Brief: What lines of the data hold the string "nagy"? Pull each one out.

Material to process start

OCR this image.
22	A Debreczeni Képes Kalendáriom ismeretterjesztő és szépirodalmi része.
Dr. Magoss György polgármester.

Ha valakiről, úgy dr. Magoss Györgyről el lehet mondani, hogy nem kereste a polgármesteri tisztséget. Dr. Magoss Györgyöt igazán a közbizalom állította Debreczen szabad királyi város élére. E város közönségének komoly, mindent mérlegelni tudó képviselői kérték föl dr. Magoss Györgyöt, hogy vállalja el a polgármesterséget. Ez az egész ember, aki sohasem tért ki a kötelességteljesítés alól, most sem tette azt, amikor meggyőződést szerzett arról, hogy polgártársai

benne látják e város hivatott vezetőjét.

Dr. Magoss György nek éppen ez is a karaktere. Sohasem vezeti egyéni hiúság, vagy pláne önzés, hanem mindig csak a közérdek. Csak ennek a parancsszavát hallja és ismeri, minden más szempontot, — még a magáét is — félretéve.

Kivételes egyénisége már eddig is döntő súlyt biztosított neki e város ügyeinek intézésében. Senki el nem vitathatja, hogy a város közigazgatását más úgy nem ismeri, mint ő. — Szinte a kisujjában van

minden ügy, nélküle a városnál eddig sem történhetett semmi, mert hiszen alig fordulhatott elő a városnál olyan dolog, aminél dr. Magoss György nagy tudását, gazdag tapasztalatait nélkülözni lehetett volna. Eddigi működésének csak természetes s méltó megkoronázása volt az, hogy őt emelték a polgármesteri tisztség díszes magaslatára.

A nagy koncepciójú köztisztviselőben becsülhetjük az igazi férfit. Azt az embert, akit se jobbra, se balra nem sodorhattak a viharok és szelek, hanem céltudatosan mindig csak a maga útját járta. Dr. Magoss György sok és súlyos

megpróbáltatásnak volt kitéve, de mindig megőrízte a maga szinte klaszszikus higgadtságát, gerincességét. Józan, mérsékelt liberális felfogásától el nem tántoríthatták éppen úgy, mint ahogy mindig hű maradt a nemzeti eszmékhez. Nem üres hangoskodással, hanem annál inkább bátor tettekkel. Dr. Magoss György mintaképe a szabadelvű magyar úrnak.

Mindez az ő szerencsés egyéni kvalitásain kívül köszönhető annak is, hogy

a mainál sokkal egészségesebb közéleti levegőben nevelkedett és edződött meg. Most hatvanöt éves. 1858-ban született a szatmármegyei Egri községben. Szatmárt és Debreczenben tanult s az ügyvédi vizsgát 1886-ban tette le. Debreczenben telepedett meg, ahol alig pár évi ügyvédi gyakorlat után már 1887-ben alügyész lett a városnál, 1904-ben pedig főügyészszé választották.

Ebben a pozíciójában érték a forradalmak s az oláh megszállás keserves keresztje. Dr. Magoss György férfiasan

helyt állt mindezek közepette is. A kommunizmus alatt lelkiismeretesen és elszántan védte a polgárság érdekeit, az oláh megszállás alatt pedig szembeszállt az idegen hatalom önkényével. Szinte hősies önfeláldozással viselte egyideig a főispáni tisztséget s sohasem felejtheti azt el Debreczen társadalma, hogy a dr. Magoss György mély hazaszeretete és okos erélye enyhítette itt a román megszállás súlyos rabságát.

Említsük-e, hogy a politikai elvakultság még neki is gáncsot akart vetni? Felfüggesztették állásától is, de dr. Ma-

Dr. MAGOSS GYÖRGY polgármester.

Material to process end

Solution to the problem:
minden ügy, nélküle a városnál eddig sem történhetett semmi, mert hiszen alig fordulhatott elő a városnál olyan dolog, aminél dr. Magoss György nagy tudását, gazdag tapasztalatait nélkülözni lehetett volna. Eddigi működésének csak természetes s méltó megkoronázása volt az, hogy őt emelték a polgármesteri tisztség díszes magaslatára.
A nagy koncepciójú köztisztviselőben becsülhetjük az igazi férfit. Azt az embert, akit se jobbra, se balra nem sodorhattak a viharok és szelek, hanem céltudatosan mindig csak a maga útját járta. Dr. Magoss György sok és súlyos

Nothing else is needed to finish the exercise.